--- Document passage ---
========================

In order to check the effect of matrix on extraction efficiency, the consecutive studies consisting in determination of analyte recoveries from sewage samples were carried out. The standard mixture of analytes was introduced into the sewage sample to obtain a concentration of 20 μg/L⁻¹ for each analyte. Recoveries for sewage sample with target compounds were obtained by interpolating in the HS-SPME calibration curves. In the case of three analyzed compounds, the results were corrected with the determined quantities. For all the compounds studied, the recoveries were determined and they ranged from 96% to 102%.

SPME proves to be the competitive technique in comparison with other commonly applied methods of sample preparation for analysis (HS, LLE, SPME, P&T) since it allows the determination of low concentrations in sewage samples, and moreover, it is characterized by a high precision and simple procedure. As regards the VHC analysis, the SPME method has a significant advantage—it is solvent free, which eliminates coincidence of solvent with analytes.

CONCLUSIONS

The investigated SPME procedure is a fast, inexpensive, and solvent-free method that has been proved to be precise and sensitive for analysis of volatile and semi-volatile halogenated compounds in water and sewage samples. Mixture of 14 halogenated (b.p. ∼80–210°C) were studied and the best results for all compounds were obtained while applying a 75-μm CAR/PDMS fiber.

The HS-SPME-GC/ECD technique is characterized both by good precision and a good linearity within the wide range of concentrations. Detection limits in the ng/L⁻¹ level were obtained. The present study has shown that the optimized HS-SPME procedure can be proposed as a fast monitoring method for the analysis of volatile halogenated compounds in the industrial sewages.

========================

--- Task to complete ---
In the passage on SPME analysis of sewage, list every method abbreviation in the parentheses of the sentence that begins "SPME proves to be the competitive technique." The lines that follow are not needed for this task.

========================

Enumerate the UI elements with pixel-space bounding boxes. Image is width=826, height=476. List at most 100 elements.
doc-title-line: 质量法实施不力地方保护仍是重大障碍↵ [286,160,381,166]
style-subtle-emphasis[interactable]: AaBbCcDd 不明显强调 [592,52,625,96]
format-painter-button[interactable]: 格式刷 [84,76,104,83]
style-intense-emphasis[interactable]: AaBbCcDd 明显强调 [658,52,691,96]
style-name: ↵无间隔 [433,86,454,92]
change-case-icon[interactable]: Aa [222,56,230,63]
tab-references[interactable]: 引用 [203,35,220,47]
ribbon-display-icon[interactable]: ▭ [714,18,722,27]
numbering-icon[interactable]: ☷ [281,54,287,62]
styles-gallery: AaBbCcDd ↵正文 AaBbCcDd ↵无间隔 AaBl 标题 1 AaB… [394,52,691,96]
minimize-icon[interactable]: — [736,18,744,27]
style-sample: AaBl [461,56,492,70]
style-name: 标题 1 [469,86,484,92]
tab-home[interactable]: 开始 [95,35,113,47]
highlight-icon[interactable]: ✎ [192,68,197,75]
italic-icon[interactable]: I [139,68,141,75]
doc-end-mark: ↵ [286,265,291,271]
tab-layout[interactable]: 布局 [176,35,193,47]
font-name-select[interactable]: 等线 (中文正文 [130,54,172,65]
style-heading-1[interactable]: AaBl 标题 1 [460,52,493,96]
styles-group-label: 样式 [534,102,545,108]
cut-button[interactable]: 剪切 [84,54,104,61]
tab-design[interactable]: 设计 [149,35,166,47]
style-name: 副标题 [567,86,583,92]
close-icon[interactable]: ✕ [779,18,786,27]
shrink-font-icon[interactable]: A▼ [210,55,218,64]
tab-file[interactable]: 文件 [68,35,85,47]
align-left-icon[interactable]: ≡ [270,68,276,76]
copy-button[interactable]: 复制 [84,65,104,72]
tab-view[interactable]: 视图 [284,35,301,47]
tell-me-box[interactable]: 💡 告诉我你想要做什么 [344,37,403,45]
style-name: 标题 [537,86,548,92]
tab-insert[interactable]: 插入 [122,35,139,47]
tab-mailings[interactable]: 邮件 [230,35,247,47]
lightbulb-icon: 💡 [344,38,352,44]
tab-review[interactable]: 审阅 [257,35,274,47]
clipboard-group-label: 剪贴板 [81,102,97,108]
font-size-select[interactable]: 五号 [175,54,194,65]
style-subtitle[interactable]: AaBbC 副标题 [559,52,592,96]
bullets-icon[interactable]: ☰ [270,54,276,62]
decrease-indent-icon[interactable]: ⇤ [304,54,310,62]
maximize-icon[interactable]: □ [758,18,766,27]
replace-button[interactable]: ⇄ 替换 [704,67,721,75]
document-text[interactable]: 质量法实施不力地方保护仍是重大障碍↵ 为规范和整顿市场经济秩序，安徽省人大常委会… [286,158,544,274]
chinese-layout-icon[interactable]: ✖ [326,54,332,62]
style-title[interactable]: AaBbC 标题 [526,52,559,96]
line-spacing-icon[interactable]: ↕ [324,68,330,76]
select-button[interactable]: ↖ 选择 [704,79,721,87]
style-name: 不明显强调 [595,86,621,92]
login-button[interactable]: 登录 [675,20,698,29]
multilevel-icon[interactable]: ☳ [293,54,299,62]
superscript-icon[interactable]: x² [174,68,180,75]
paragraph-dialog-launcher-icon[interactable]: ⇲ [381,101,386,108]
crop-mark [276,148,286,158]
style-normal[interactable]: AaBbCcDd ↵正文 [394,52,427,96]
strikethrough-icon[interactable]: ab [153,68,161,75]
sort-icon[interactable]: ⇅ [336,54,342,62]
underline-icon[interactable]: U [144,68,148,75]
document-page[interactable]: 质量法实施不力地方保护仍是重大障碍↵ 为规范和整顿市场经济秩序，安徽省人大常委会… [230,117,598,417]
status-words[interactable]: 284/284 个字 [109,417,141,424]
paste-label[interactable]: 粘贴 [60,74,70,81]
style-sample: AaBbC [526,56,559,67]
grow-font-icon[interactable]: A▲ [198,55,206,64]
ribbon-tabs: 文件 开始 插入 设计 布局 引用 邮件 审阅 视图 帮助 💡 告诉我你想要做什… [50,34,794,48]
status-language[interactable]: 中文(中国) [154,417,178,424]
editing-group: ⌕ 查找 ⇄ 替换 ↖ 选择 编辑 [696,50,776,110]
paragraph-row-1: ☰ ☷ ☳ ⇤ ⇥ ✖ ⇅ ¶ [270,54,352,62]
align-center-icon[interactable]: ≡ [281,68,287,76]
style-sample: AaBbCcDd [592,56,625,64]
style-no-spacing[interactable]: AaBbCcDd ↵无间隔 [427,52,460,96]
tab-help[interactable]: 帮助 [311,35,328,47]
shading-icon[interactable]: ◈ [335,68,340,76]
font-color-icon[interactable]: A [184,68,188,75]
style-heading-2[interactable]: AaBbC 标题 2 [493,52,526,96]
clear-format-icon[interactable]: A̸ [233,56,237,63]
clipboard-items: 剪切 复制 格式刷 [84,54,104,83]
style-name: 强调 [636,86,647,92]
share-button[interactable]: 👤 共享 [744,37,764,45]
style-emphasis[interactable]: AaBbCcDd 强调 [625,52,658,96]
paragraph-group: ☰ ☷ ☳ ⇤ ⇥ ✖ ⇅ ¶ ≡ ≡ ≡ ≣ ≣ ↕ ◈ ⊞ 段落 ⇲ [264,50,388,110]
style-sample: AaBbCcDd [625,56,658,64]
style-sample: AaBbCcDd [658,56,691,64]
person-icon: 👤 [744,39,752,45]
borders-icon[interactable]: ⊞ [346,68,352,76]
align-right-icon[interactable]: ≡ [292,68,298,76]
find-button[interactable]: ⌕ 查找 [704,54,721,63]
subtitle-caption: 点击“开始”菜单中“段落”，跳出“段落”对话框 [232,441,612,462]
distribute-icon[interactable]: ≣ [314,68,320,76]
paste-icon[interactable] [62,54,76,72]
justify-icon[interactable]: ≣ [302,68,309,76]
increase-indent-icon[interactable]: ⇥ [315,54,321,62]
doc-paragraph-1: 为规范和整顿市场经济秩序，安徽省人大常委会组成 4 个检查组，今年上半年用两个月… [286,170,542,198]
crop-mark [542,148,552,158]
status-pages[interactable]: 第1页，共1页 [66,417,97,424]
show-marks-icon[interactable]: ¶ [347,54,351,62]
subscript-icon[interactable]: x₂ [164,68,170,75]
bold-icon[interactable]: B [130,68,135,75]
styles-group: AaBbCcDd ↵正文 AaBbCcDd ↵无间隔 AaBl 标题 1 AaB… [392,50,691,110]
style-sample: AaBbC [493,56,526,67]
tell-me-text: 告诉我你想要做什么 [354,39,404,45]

========================

--- Expected answer ---
HS, LLE, SPME, P&T